--- BEGIN DATASET CONTENT ---

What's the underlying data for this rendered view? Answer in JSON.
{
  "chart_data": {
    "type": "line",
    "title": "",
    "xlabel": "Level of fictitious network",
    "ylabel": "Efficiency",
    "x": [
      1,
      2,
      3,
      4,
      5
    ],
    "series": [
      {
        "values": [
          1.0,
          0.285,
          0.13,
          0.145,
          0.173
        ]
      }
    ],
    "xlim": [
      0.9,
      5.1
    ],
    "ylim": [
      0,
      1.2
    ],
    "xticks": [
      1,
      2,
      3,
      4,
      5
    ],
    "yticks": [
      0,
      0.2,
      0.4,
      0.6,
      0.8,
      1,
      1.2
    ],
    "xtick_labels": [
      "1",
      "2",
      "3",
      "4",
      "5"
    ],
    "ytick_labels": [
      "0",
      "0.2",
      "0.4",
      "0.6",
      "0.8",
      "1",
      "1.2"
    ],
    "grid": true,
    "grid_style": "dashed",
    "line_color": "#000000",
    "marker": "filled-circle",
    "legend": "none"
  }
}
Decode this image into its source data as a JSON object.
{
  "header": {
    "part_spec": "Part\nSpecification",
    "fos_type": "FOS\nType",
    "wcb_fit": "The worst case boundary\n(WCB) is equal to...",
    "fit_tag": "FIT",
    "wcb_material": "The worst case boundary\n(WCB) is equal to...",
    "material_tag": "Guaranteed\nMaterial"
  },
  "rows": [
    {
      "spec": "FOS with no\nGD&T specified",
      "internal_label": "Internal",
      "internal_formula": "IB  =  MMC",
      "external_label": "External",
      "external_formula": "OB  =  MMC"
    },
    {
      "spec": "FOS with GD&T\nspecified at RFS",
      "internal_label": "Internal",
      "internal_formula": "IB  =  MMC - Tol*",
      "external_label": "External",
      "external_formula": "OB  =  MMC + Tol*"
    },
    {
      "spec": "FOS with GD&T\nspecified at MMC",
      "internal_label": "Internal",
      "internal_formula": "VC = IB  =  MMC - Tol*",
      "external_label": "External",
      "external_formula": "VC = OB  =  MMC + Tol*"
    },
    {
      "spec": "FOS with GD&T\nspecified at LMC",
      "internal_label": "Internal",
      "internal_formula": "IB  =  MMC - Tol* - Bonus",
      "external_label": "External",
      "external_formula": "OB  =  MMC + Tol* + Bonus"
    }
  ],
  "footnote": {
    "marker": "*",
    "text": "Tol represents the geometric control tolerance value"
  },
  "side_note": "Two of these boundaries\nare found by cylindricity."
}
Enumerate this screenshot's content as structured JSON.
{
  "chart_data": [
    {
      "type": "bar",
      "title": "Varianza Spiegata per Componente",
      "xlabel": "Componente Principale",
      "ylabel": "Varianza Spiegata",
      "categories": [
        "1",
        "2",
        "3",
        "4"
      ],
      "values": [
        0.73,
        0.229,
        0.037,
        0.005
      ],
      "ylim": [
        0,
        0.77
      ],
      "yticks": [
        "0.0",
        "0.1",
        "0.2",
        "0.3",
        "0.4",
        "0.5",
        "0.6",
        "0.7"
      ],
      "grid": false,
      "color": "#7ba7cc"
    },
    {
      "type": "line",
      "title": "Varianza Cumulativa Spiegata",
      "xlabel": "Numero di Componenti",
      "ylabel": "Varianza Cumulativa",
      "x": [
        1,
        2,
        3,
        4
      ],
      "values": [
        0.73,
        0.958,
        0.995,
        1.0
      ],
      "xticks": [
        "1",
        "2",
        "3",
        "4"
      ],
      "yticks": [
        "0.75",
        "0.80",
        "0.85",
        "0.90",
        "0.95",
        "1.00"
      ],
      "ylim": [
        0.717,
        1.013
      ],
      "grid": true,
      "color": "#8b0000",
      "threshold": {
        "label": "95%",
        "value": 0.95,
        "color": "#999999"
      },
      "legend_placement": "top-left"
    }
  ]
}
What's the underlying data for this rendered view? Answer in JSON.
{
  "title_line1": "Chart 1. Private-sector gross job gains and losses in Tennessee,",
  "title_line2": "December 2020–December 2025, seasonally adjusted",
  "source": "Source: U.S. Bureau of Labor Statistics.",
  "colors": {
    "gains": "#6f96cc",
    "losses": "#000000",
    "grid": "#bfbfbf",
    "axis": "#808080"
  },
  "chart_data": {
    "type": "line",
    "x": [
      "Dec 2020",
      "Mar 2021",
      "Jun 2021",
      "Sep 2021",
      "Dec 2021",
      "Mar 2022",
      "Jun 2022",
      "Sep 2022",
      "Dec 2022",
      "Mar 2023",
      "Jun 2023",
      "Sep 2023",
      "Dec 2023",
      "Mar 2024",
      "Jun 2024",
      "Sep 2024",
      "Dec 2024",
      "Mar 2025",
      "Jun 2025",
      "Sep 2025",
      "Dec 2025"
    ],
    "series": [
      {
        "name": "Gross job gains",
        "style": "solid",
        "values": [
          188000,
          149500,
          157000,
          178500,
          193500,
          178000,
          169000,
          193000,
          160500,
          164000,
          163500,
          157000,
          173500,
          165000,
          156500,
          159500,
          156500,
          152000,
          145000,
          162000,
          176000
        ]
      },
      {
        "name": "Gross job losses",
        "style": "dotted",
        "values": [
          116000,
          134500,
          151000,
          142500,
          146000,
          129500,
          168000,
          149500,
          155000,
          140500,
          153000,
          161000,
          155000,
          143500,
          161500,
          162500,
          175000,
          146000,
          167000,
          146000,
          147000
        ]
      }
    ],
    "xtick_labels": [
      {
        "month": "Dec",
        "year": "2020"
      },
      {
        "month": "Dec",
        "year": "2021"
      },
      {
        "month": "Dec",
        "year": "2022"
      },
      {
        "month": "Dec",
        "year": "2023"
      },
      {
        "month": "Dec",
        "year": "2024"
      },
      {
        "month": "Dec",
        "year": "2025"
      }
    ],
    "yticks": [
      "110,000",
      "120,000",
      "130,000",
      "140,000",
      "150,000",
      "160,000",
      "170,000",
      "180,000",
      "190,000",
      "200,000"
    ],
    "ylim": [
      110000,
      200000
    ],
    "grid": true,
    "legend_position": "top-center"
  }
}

--- END DATASET CONTENT ---

PROBLEM: Reply with nothing except the number of lines in the listing above that include the string "Varianza".

FULL OUTPUT: 4